__REQUIRED TASK__. List all lines of the data that include the string "this".

__RECORD EXCERPTS__.

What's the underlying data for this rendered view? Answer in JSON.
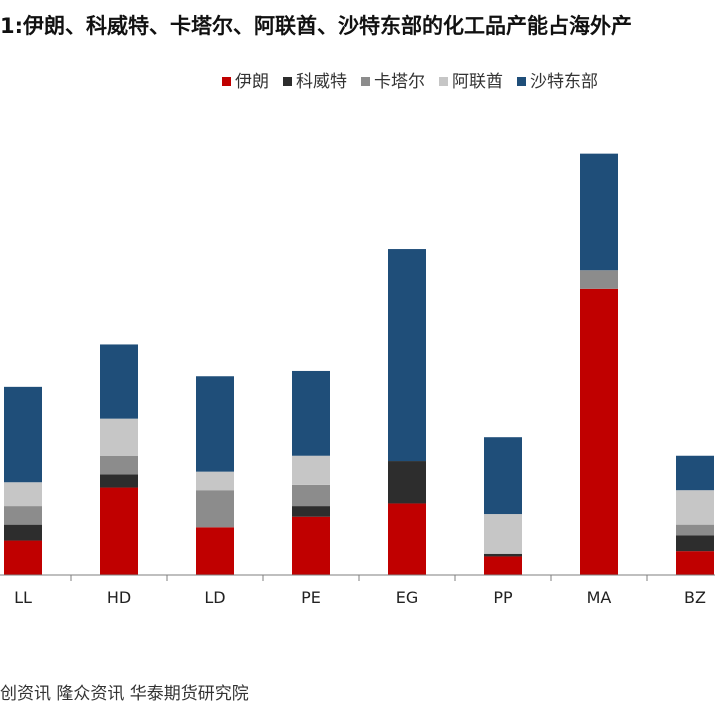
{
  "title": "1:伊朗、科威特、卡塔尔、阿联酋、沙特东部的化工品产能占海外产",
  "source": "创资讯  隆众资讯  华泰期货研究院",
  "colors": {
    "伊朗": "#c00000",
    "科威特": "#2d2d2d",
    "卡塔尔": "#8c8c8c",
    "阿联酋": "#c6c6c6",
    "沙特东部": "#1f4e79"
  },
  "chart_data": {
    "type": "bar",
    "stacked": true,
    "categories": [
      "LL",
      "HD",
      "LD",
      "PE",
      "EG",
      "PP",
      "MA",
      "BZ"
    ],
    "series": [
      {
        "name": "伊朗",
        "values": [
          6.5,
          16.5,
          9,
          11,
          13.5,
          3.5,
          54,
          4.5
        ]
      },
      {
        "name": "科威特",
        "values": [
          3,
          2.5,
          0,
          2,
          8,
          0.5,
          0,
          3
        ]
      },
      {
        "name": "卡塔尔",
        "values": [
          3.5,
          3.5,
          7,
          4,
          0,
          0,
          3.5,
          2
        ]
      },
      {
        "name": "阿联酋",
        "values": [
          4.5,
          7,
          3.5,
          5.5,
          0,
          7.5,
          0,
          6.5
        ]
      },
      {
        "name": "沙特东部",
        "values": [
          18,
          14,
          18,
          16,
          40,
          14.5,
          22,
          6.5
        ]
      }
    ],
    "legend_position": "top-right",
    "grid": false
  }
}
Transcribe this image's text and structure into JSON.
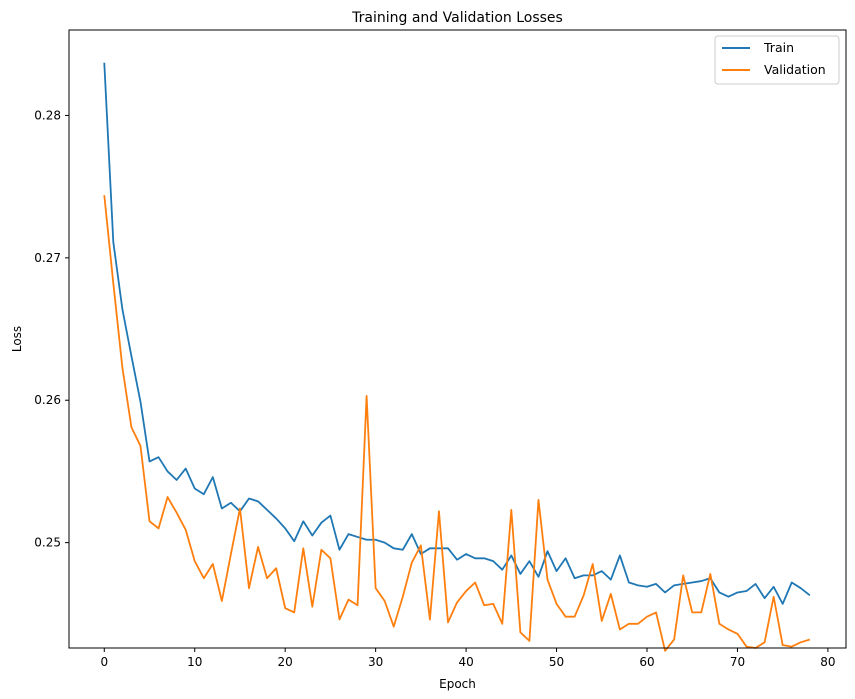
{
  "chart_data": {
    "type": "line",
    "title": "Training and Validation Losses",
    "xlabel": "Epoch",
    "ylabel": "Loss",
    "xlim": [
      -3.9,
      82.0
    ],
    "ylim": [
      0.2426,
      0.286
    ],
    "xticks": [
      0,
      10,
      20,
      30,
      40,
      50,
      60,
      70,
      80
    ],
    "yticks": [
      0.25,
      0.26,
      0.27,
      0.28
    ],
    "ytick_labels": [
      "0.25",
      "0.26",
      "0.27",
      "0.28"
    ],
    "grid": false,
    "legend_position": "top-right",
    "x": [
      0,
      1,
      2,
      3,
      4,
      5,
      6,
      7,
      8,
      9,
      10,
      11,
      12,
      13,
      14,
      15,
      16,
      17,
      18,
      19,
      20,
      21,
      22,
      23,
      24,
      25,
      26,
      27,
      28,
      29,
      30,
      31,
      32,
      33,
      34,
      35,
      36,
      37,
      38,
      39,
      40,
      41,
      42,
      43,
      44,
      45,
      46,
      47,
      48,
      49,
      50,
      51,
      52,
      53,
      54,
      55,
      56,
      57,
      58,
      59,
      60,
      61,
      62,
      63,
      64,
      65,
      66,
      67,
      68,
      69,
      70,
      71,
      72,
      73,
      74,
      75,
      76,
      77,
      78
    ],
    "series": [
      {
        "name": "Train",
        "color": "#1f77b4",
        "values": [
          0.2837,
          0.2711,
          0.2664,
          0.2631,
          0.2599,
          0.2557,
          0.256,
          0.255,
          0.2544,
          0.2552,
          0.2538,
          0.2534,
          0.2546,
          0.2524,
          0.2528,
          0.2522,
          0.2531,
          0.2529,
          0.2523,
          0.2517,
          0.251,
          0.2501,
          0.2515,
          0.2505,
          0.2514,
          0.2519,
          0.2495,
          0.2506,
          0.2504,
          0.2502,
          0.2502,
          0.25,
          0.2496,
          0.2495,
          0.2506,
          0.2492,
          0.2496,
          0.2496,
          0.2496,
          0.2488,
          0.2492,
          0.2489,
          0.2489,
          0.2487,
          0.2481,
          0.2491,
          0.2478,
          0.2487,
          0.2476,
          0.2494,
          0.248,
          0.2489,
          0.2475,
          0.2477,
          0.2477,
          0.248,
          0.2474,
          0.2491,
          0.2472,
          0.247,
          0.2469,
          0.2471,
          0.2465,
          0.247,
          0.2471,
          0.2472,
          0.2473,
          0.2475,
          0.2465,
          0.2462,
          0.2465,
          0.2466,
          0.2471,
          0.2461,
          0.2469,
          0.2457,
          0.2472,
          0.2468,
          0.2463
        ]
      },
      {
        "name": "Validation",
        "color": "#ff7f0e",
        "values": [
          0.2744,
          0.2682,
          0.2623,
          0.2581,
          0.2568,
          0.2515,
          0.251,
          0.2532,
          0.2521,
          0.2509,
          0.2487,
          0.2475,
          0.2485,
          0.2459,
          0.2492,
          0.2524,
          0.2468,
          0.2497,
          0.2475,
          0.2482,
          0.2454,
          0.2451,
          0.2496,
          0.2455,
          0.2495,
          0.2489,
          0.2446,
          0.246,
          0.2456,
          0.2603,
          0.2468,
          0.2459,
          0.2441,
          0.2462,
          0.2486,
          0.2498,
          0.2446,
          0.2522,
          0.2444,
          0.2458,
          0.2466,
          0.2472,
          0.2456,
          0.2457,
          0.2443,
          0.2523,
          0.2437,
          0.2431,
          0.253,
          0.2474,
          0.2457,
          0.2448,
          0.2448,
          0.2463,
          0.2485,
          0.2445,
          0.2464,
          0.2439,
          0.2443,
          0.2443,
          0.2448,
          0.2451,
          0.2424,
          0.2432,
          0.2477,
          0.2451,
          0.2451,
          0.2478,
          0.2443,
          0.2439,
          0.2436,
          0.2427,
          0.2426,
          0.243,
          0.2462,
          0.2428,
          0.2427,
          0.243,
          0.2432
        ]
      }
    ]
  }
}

__THE RESPONSE__.
What's the underlying data for this rendered view? Answer in JSON.
Transcribe this image's text and structure into JSON.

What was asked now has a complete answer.